TEXTE À LIRE>
________

Ce n'était pas évident de voir Down en Europe. Entre les longues périodes d'inactivité, les conflits d'agenda, la peur de l'avion de Phil Anselmo pendant les années qui suivirent les attentats du 11 septembre 2001, les tournées limitées à quelques capitales ou festivals, une date dans le Midi était un événement destiné à ne jamais se reproduire sans doute. Cela arriva la même semaine que le concert de MetallicA avec lequel j'ai entamé ce cycle d'exhumations, mais tant que ce n'était pas le même soir, ce n'était pas un problème !
Après un trajet fluide mais épuisant de chaleur, nous voici de retour dans la belle salle du nouveau Bikini six mois après Front 242 pour une affiche très éloignée. Pendant la longue attente de l'ouverture des portes se massait une affluence venue parfois de loin. Une bonne délégation montpelliéraine faisait honneur à notre scène Stoner-HC, on reconnaissait aussi les excellents Lyonnais de God Damn, quelques Espagnols s'entendaient et beaucoup de plaques minéralogiques venaient de loin. Pourtant, le vaste espace n'était pas plein.
Comme on sait, DOWN joue sans première partie mais propose un film à la place. Il a commencé assez vite après l'ouverture des portes. Il s'agit tout bêtement d'un montage de blagues de tournées, d'extraits live des pères fondateurs du Hard 70's (Black Sab', Thin Lizzy, AC/DC, Ted Nugent, etc, etc…) et d'un clip pour "On March the Saints". Comme les vidéos de PanterA, c'est rigolo par moments mais pas super intéressant. Le merchandising était plus excitant tout simplement à cause de ses prix décents, bien plus attractifs que ce qu'on avait pu voir à Nîmes…
J'ai été là encore assez ému au commencement du set. Je n'avais jamais vu Down que j'écoute pourtant depuis la sortie de "NOLA", et je n'ai jamais vu PanterA non plus. Bref, cela faisait une quinzaine d'années que j'attendais ça !
Et le quintet a attaqué lourdement avec "Eyes of the South" et "There's Something on my Side". Le son des guitars de Kirk et Pepper était écrasant, encore plus que sur album, au point de coincer un peu le chant au début. Le volume était pile en deçà de la limite du supportable au point que j'ai pu enlever mes protections pendant de longs moments, poisseux mais propre. Phil Anselmo a un jeu de scène moins spectaculaire, plus retenu qu'à l'époque de PanterA mais reste une bête, toujours dérangé. Fêlé et arrogant, il n'est pas forcément sympathique mais totalement mythique, qui pouvait être certain de la réponse quand il nous a demandé qui viendrait les revoir s'il y avait une prochaine fois. Il n'a pas changé avec ses speechs en un anglais clair mais à la signification obscure, jette toujours les bouteilles d'eau, tape du micro sur sa paume ou se le met autour du cou en phase repos, invite parfois à chanter. Mieux encore, il a remis sa coupe de cheveux période "Cowboys from Hell" et a gardé ce tic de signaler à grands gestes la fin des morceaux. Autre signe de vieillissement : il porte des bouchons sur scène maintenant.

________

CONSIGNES>
- a) Dans le compte rendu du concert de Down, avec quels deux morceaux le quintet a-t-il commencé son set ?
- b) Prolongez le compte rendu du concert de Down à partir de sa dernière phrase.

[Entrées du jeu de données]
________

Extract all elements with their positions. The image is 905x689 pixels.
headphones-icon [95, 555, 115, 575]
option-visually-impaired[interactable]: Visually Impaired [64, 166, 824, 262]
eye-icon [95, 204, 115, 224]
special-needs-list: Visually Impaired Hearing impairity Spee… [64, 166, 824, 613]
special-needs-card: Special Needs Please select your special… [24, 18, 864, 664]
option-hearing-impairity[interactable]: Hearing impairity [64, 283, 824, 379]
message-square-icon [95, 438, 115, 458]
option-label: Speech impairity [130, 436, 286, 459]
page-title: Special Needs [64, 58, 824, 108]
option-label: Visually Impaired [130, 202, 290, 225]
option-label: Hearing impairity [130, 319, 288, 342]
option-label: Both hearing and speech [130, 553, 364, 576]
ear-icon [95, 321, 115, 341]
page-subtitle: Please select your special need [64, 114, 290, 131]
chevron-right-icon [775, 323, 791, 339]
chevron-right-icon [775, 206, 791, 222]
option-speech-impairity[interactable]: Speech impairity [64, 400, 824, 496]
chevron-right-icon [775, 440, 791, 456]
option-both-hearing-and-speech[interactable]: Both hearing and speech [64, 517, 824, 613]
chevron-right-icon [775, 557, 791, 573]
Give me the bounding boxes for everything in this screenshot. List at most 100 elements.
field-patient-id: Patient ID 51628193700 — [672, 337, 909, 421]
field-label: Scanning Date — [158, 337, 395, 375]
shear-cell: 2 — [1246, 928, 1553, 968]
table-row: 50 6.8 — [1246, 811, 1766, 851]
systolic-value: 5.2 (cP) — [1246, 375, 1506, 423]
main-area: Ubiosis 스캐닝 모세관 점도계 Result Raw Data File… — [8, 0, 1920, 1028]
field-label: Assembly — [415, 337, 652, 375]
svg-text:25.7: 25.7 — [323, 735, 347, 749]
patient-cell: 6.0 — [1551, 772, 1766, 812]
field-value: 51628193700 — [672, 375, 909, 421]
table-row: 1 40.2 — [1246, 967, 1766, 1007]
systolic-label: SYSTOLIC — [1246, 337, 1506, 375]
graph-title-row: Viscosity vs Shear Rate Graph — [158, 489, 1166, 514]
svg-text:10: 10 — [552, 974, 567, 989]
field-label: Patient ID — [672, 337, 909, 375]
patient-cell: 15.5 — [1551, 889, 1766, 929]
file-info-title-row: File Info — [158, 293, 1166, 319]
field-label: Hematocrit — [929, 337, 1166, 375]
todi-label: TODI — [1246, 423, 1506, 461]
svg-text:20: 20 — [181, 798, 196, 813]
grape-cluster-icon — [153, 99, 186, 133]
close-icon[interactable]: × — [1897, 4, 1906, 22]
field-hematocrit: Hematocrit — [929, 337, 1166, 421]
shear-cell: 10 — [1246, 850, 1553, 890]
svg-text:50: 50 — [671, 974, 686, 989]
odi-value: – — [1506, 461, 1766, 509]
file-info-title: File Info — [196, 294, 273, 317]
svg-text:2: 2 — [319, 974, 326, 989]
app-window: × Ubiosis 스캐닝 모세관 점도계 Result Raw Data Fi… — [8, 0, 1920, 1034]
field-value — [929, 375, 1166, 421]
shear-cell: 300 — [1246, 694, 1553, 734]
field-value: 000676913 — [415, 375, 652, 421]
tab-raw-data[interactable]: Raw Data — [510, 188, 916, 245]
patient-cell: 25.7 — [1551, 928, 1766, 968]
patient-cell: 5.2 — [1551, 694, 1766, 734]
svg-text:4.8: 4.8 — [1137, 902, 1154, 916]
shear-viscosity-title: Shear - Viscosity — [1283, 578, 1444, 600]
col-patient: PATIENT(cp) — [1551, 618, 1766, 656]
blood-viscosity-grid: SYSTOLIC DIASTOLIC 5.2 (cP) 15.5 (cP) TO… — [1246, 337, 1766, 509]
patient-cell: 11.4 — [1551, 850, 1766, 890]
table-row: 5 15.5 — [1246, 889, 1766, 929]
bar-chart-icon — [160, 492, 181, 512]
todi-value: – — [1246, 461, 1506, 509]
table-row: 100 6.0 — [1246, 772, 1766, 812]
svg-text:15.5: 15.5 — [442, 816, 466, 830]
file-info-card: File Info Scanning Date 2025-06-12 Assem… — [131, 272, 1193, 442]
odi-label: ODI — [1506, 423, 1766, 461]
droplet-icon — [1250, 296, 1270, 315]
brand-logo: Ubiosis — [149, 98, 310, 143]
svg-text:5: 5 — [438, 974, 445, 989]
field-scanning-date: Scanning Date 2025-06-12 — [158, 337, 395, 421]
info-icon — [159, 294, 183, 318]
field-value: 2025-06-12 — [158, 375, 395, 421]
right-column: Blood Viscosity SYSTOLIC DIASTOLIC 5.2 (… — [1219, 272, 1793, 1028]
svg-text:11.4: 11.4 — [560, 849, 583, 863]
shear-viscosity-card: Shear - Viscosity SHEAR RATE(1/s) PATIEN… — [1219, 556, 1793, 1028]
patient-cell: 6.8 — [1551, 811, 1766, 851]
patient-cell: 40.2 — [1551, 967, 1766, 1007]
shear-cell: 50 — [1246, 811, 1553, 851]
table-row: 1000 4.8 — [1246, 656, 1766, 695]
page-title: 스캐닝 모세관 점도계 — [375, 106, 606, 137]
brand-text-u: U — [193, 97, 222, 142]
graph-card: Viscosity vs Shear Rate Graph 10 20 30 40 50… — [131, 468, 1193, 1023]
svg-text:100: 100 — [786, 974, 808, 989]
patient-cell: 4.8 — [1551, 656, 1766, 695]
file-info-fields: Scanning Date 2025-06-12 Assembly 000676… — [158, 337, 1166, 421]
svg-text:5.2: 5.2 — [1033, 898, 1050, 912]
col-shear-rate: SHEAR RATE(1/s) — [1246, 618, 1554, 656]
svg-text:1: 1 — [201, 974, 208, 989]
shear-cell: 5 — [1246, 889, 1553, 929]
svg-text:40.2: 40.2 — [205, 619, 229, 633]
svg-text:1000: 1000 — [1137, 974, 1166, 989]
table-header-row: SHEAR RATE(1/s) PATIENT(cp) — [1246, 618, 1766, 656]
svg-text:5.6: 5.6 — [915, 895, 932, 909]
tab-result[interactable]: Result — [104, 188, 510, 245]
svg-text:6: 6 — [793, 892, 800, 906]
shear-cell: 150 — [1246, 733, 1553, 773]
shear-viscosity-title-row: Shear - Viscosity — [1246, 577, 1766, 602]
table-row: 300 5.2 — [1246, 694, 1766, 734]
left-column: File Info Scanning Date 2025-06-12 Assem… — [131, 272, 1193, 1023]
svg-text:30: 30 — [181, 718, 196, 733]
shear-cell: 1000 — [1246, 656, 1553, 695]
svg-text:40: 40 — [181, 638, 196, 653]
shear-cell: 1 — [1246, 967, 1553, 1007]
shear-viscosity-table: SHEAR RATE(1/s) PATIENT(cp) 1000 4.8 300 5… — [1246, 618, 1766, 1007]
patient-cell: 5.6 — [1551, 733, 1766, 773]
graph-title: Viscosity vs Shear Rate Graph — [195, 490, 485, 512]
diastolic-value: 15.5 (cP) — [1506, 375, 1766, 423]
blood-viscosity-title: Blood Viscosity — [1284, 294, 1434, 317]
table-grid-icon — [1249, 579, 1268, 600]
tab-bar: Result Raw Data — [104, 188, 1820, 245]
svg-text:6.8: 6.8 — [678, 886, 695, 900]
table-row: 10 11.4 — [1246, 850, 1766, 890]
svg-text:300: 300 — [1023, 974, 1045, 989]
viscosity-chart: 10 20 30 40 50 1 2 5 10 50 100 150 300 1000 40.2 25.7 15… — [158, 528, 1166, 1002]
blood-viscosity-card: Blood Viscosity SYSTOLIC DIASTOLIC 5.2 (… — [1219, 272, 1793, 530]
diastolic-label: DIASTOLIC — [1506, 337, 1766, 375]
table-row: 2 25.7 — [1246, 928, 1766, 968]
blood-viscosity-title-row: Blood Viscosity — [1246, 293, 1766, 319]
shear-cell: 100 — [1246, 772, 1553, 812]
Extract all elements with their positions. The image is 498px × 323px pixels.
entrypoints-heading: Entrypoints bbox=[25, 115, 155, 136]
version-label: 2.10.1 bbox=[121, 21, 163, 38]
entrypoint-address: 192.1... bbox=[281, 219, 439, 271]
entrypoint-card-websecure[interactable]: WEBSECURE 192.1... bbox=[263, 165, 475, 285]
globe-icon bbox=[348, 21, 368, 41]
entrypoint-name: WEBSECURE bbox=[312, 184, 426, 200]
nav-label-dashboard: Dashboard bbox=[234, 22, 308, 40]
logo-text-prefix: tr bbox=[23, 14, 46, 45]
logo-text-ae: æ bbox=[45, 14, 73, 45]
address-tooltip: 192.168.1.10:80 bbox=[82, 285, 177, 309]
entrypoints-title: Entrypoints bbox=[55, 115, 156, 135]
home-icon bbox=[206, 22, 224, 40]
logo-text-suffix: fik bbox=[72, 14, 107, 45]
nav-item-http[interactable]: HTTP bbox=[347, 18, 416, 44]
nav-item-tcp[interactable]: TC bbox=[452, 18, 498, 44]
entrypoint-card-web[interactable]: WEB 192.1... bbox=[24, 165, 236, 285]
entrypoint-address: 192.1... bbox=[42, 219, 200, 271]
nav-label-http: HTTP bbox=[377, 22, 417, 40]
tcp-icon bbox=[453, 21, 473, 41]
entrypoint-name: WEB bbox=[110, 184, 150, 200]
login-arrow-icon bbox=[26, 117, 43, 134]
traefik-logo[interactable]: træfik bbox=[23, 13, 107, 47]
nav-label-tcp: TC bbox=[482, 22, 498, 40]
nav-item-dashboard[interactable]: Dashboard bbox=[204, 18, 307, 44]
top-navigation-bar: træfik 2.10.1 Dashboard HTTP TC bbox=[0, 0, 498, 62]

________

CORRIGÉ>
- a) Le quintet a commencé avec « Eyes of the South » et « There's Something on my Side ».

- b)
Après nous avoir demandé si nous étions allés à la messe ce matin, il entonna "Lifer". Le premier album fut particulièrement mis à l'honneur, au détriment du deuxième dont on ne retiendra guère que "Lysergik Funeral Procession" ou "New Orleans is a Dying Whore" dédicacé… à eux-mêmes ! La fascination pour la marie-jeanne est longuement évoquée aussi avec "Beneath the Tides" ou "Hail the Leaf". Quelques cigarettes surgissent d'ailleurs entre leurs doigts après une première pause…
Le public, très enthousiaste, a lancé quelques slams mais pas de pogos, car ce Metal de tradition n'y porte pas du tout. Sur scène, l'ambiance était joisse, Jim Bower aussi avait mangé un clown (mais réalise-t-il qu'il fait une croix pas du tout retournée avec ses baguettes). Rex Brown, comme du temps de PanterA, est finalement plus en retrait comme Keenan entièrement concentré (mais détendu) sur sa guitare. L'énorme section de guitares, pachydermique, pilonnait tout avec une précision d'orfèvre. Il n'y a pas seulement le talent de les écrire mais aussi celui de les jouer, de les faire vivre de manière à entraîner les corps… exercice plus difficile pour Kirk Windstein martyrisé par Anselmo venant lui arracher la barbe, le titiller en lui tirant les oreilles ou les yeux pendant qu'il jouait. Mais en fait de riff il faut souligner l'efficacité de ceux de "Losing All", "On March the Saints" ou "N.O.B.".
Hélas quand fut attaqué l'obsédant "Nothing in Return", il fallait s'attendre à une fin prochaine. Heureusement, le rappel était prévu et confirmé quand Pepper Keenan revint pour reprendre en riff la clameur d'une foule encore à fond dedans. "Stone the Crow" fut d'abord donné dans une version plus lourde que l'original, conforme au choix de privilégier la facette Heavy au côté plus aérien que le groupe a aussi sur album. Le final fut finalement en apothéose avec évidemment "Bury Me in Smoke", qui se termina en gig avec le road crew et Phil à la guitare tandis que chaque membre essayait de dire quelques mots au milieu de ce bombardement. Anselmo revint une fois le set terminé pour nous achever en nous faisant chanter un peu de Led Zeppelin a capella. Enfin les enceintes envoyèrent "Landing on the Moutains of Meggido" et la lumière fut dans la salle.
C'était une grande soirée à la gloire du riff. On pourrait certes reprocher un show bien américain pas toujours si spontané que ça voudrait le faire croire, très axé sur la lourdeur et donc logiquement moins sur le deuxième album. Mais pour n'avoir que cela à dire, vous pouvez comprendre comme nous avons aimé.